Exercise directions >> Take the entries below and reproduce them word for word.

===== Stored rows =====

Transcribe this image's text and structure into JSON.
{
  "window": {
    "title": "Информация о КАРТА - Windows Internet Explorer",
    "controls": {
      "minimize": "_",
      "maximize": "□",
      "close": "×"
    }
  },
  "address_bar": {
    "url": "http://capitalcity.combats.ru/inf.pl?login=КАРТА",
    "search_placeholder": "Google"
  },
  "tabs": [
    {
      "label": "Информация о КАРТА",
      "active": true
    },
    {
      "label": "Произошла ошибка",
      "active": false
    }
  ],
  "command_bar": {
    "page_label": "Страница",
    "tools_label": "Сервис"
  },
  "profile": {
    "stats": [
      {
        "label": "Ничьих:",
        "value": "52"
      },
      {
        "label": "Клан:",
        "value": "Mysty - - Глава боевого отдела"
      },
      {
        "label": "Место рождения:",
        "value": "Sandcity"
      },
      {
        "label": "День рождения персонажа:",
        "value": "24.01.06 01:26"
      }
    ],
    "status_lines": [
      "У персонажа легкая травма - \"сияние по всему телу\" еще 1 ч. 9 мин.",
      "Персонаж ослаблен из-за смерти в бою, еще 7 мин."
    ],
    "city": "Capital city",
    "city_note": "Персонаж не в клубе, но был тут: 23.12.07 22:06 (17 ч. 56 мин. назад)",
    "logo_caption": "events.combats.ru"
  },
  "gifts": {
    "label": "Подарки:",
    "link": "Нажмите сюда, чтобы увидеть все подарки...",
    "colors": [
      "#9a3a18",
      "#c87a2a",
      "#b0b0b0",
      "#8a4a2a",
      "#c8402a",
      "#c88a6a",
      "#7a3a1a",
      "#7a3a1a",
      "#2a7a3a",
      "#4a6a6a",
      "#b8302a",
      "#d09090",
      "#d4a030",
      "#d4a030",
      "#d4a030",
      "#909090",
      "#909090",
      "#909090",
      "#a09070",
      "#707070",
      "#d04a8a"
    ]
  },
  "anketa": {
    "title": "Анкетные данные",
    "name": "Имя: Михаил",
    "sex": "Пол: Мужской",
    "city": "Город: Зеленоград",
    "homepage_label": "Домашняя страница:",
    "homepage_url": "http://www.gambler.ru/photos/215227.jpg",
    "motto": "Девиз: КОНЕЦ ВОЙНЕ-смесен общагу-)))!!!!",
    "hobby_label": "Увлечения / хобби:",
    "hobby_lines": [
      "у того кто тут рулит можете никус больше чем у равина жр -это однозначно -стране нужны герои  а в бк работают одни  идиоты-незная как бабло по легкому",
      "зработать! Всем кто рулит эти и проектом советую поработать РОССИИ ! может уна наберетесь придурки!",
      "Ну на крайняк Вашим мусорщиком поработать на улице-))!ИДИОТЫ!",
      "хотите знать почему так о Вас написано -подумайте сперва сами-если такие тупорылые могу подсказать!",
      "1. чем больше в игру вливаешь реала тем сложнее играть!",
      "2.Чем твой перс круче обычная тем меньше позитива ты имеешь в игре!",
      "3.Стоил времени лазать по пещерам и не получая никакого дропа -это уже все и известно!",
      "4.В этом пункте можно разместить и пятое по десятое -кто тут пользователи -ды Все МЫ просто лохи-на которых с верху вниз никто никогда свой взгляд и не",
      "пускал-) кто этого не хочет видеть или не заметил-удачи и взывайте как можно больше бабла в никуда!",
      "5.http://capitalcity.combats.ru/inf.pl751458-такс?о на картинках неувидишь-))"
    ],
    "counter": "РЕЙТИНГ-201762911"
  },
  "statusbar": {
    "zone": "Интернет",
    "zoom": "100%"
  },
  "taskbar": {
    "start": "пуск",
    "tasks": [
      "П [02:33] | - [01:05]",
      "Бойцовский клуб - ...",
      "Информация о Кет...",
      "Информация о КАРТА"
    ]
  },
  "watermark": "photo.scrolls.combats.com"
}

=====

The answer >>
Transcribe this image's text and structure into JSON.
{
  "window": {
    "title": "Информация о КАРТА - Windows Internet Explorer",
    "controls": {
      "minimize": "_",
      "maximize": "□",
      "close": "×"
    }
  },
  "address_bar": {
    "url": "http://capitalcity.combats.ru/inf.pl?login=КАРТА",
    "search_placeholder": "Google"
  },
  "tabs": [
    {
      "label": "Информация о КАРТА",
      "active": true
    },
    {
      "label": "Произошла ошибка",
      "active": false
    }
  ],
  "command_bar": {
    "page_label": "Страница",
    "tools_label": "Сервис"
  },
  "profile": {
    "stats": [
      {
        "label": "Ничьих:",
        "value": "52"
      },
      {
        "label": "Клан:",
        "value": "Mysty - - Глава боевого отдела"
      },
      {
        "label": "Место рождения:",
        "value": "Sandcity"
      },
      {
        "label": "День рождения персонажа:",
        "value": "24.01.06 01:26"
      }
    ],
    "status_lines": [
      "У персонажа легкая травма - \"сияние по всему телу\" еще 1 ч. 9 мин.",
      "Персонаж ослаблен из-за смерти в бою, еще 7 мин."
    ],
    "city": "Capital city",
    "city_note": "Персонаж не в клубе, но был тут: 23.12.07 22:06 (17 ч. 56 мин. назад)",
    "logo_caption": "events.combats.ru"
  },
  "gifts": {
    "label": "Подарки:",
    "link": "Нажмите сюда, чтобы увидеть все подарки...",
    "colors": [
      "#9a3a18",
      "#c87a2a",
      "#b0b0b0",
      "#8a4a2a",
      "#c8402a",
      "#c88a6a",
      "#7a3a1a",
      "#7a3a1a",
      "#2a7a3a",
      "#4a6a6a",
      "#b8302a",
      "#d09090",
      "#d4a030",
      "#d4a030",
      "#d4a030",
      "#909090",
      "#909090",
      "#909090",
      "#a09070",
      "#707070",
      "#d04a8a"
    ]
  },
  "anketa": {
    "title": "Анкетные данные",
    "name": "Имя: Михаил",
    "sex": "Пол: Мужской",
    "city": "Город: Зеленоград",
    "homepage_label": "Домашняя страница:",
    "homepage_url": "http://www.gambler.ru/photos/215227.jpg",
    "motto": "Девиз: КОНЕЦ ВОЙНЕ-смесен общагу-)))!!!!",
    "hobby_label": "Увлечения / хобби:",
    "hobby_lines": [
      "у того кто тут рулит можете никус больше чем у равина жр -это однозначно -стране нужны герои  а в бк работают одни  идиоты-незная как бабло по легкому",
      "зработать! Всем кто рулит эти и проектом советую поработать РОССИИ ! может уна наберетесь придурки!",
      "Ну на крайняк Вашим мусорщиком поработать на улице-))!ИДИОТЫ!",
      "хотите знать почему так о Вас написано -подумайте сперва сами-если такие тупорылые могу подсказать!",
      "1. чем больше в игру вливаешь реала тем сложнее играть!",
      "2.Чем твой перс круче обычная тем меньше позитива ты имеешь в игре!",
      "3.Стоил времени лазать по пещерам и не получая никакого дропа -это уже все и известно!",
      "4.В этом пункте можно разместить и пятое по десятое -кто тут пользователи -ды Все МЫ просто лохи-на которых с верху вниз никто никогда свой взгляд и не",
      "пускал-) кто этого не хочет видеть или не заметил-удачи и взывайте как можно больше бабла в никуда!",
      "5.http://capitalcity.combats.ru/inf.pl751458-такс?о на картинках неувидишь-))"
    ],
    "counter": "РЕЙТИНГ-201762911"
  },
  "statusbar": {
    "zone": "Интернет",
    "zoom": "100%"
  },
  "taskbar": {
    "start": "пуск",
    "tasks": [
      "П [02:33] | - [01:05]",
      "Бойцовский клуб - ...",
      "Информация о Кет...",
      "Информация о КАРТА"
    ]
  },
  "watermark": "photo.scrolls.combats.com"
}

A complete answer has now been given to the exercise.